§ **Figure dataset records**
__________________________________________________
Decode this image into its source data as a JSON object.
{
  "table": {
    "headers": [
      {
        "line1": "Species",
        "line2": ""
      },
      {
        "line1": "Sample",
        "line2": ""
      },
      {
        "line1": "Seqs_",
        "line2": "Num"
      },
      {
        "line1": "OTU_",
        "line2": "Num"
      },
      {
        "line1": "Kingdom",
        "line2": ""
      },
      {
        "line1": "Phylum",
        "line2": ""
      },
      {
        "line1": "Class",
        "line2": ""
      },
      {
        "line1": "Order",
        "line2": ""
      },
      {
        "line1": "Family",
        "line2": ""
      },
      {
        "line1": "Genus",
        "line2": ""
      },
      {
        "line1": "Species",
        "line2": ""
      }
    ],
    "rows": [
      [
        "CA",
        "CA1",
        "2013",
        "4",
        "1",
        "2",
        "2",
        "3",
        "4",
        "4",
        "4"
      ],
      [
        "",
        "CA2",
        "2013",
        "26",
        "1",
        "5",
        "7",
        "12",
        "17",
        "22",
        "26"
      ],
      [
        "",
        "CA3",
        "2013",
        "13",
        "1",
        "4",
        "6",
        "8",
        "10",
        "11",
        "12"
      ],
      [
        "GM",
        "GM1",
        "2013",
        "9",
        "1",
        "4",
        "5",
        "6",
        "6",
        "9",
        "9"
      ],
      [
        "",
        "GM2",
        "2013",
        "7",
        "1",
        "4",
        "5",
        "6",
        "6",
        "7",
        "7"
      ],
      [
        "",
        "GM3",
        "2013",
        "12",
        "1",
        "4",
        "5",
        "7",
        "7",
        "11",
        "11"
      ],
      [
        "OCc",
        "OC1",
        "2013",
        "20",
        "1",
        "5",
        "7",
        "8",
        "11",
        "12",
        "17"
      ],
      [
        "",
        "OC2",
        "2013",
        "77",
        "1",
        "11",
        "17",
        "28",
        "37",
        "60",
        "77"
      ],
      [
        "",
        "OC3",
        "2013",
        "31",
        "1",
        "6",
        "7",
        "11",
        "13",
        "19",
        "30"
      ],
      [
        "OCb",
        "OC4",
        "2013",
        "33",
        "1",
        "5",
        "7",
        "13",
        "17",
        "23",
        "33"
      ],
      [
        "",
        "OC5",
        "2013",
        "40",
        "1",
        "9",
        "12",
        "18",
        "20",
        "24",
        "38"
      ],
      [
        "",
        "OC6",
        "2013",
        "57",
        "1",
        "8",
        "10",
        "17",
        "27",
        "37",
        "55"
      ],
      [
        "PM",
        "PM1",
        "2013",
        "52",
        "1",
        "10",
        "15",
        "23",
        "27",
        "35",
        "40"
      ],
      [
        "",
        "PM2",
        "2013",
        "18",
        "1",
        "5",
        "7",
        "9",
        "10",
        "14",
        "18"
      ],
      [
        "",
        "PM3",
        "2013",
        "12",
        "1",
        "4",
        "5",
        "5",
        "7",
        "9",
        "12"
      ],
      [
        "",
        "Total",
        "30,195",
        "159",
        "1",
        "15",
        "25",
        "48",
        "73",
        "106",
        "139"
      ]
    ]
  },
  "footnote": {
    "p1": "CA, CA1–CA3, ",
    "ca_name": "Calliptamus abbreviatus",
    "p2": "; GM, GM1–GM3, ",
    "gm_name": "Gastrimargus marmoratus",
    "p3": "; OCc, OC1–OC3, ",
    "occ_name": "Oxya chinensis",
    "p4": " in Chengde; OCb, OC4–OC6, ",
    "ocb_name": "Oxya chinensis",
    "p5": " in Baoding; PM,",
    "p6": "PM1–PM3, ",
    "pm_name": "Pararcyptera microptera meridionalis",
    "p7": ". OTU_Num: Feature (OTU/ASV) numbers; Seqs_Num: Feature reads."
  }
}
__________________________________________________
§ **PROBLEM STATEMENT**
Which lines contain the word "Oxya"? Copy each one.

§ **FINISHED ANSWER**
    "occ_name": "Oxya chinensis",
    "ocb_name": "Oxya chinensis",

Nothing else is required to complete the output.